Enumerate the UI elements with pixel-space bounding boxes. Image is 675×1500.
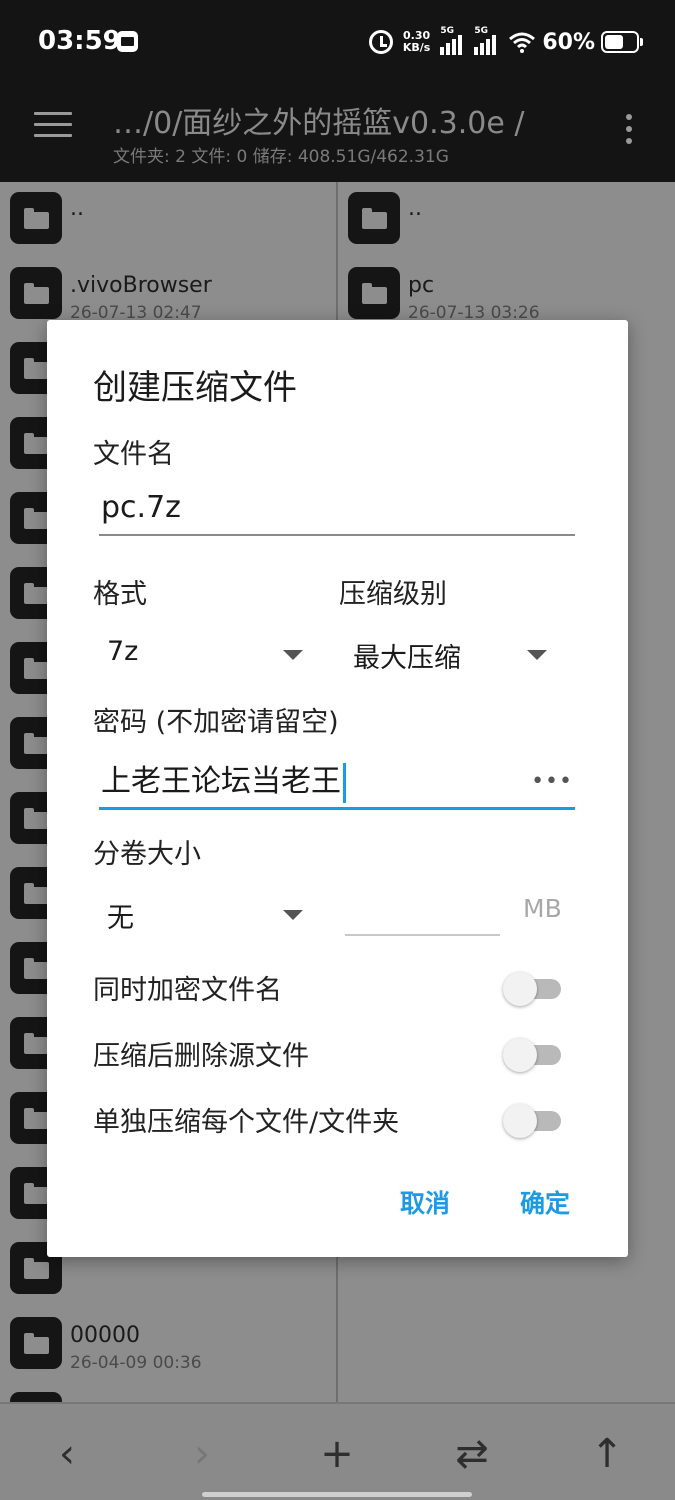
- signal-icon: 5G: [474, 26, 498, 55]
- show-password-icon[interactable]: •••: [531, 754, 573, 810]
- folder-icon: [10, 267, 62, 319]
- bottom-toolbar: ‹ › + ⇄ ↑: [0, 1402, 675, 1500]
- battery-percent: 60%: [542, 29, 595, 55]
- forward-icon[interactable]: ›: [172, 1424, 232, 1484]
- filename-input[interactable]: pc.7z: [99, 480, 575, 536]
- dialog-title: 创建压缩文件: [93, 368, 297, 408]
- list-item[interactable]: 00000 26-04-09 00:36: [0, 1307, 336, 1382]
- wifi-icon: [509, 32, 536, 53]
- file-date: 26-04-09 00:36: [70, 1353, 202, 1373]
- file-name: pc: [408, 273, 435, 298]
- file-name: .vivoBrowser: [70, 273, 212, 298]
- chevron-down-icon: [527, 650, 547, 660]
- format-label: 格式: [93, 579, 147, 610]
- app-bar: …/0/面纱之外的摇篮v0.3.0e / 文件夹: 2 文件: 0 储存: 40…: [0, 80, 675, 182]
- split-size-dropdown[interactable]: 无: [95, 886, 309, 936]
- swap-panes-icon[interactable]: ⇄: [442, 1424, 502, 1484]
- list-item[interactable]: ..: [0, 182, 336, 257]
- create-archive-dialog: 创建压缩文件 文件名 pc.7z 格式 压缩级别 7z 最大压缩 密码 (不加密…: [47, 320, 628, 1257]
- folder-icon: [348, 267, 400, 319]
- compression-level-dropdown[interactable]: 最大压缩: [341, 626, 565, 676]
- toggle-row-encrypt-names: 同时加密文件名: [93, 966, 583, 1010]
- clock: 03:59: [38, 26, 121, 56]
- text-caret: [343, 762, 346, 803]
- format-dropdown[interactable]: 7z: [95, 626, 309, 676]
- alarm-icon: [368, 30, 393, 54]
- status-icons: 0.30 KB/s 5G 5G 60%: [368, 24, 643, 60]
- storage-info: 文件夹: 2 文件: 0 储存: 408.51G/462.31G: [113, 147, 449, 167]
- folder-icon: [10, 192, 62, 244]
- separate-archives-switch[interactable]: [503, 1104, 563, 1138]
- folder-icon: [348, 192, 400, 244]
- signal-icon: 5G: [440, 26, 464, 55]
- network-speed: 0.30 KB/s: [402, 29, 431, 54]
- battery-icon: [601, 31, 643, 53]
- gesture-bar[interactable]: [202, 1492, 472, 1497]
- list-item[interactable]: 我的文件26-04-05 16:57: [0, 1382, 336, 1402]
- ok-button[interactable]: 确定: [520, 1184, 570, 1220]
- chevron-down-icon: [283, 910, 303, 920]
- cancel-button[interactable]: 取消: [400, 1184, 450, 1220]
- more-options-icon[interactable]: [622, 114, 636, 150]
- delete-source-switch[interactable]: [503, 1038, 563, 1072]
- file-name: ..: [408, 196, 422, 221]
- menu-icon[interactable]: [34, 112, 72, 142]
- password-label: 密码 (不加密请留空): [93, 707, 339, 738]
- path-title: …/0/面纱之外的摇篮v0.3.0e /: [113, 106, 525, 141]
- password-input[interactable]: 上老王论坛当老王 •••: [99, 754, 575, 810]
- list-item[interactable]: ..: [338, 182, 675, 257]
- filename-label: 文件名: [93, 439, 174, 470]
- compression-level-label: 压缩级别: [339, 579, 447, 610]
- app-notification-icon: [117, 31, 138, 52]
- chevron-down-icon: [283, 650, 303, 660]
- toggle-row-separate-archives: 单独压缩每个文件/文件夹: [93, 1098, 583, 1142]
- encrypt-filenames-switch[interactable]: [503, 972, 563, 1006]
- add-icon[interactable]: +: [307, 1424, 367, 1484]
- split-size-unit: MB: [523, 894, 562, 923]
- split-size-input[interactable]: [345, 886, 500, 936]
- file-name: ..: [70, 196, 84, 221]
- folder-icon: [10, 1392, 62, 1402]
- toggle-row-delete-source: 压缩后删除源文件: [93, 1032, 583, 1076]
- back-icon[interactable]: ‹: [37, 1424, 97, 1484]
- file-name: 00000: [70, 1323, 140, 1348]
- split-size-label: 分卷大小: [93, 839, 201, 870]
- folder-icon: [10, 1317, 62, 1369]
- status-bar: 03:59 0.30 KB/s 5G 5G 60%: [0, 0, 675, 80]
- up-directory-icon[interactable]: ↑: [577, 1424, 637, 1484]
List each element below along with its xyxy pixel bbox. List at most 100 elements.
--------------------
## [Task description]
In the items, take the part that opens with the line containing "- signal-icon: 5G: [474, 26, 498, 55]" and closes with the line containing "626, 565, 676]", and write those lines out again with "folder-icon" replaced by "directory-icon" and nothing else altered.

## [Response]
- signal-icon: 5G: [474, 26, 498, 55]
- show-password-icon[interactable]: •••: [531, 754, 573, 810]
- directory-icon: [10, 267, 62, 319]
- bottom-toolbar: ‹ › + ⇄ ↑: [0, 1402, 675, 1500]
- battery-percent: 60%: [542, 29, 595, 55]
- forward-icon[interactable]: ›: [172, 1424, 232, 1484]
- filename-input[interactable]: pc.7z: [99, 480, 575, 536]
- dialog-title: 创建压缩文件: [93, 368, 297, 408]
- list-item[interactable]: 00000 26-04-09 00:36: [0, 1307, 336, 1382]
- wifi-icon: [509, 32, 536, 53]
- file-date: 26-04-09 00:36: [70, 1353, 202, 1373]
- file-name: pc: [408, 273, 435, 298]
- file-name: .vivoBrowser: [70, 273, 212, 298]
- chevron-down-icon: [527, 650, 547, 660]
- format-label: 格式: [93, 579, 147, 610]
- app-bar: …/0/面纱之外的摇篮v0.3.0e / 文件夹: 2 文件: 0 储存: 40…: [0, 80, 675, 182]
- split-size-dropdown[interactable]: 无: [95, 886, 309, 936]
- swap-panes-icon[interactable]: ⇄: [442, 1424, 502, 1484]
- list-item[interactable]: ..: [0, 182, 336, 257]
- create-archive-dialog: 创建压缩文件 文件名 pc.7z 格式 压缩级别 7z 最大压缩 密码 (不加密…: [47, 320, 628, 1257]
- directory-icon: [348, 267, 400, 319]
- compression-level-dropdown[interactable]: 最大压缩: [341, 626, 565, 676]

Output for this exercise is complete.